:: Instruction ::
Compile every line that includes the word "data".

Stored entries:
** Start **
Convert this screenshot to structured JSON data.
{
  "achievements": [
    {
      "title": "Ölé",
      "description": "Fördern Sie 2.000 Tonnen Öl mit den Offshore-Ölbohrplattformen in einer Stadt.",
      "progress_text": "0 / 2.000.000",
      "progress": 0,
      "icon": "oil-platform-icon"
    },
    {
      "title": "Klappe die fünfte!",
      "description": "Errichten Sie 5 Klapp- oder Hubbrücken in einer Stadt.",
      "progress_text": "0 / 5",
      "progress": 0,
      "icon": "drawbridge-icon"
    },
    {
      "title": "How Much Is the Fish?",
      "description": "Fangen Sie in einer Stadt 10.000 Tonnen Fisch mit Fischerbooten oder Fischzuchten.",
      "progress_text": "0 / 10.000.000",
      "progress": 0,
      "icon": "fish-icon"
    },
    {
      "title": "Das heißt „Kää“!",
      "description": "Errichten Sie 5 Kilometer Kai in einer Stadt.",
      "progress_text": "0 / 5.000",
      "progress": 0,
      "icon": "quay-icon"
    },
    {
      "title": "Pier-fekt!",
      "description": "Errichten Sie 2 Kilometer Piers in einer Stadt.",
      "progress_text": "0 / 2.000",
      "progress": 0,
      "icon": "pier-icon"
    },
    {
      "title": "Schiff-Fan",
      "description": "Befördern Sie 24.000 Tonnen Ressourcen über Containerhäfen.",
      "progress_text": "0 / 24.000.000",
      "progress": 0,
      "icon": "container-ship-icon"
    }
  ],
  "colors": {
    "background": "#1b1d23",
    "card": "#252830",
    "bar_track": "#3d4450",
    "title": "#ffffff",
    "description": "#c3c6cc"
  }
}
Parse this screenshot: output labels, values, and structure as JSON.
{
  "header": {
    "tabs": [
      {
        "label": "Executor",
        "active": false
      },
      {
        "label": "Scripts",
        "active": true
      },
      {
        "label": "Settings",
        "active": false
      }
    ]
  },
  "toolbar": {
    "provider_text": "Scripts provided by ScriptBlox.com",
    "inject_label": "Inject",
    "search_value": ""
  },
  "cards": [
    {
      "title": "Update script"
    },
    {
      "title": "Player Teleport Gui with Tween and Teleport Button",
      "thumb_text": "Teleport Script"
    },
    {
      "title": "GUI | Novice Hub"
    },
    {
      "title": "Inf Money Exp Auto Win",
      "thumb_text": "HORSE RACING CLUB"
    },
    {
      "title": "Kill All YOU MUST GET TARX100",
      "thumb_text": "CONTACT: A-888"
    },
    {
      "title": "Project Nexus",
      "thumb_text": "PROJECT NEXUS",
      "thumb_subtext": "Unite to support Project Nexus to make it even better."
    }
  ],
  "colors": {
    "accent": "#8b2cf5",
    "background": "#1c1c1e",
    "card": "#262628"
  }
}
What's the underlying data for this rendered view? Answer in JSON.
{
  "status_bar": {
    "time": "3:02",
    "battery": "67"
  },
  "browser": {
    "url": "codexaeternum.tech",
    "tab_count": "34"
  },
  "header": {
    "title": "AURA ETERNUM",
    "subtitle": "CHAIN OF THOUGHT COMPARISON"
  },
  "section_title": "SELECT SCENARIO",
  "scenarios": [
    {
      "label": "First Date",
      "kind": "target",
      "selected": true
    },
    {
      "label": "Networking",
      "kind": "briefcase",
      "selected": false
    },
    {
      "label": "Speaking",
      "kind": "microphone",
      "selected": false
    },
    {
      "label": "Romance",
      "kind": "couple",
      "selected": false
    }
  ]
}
** End **
:: Exercise solution ::
Convert this screenshot to structured JSON data.
What's the underlying data for this rendered view? Answer in JSON.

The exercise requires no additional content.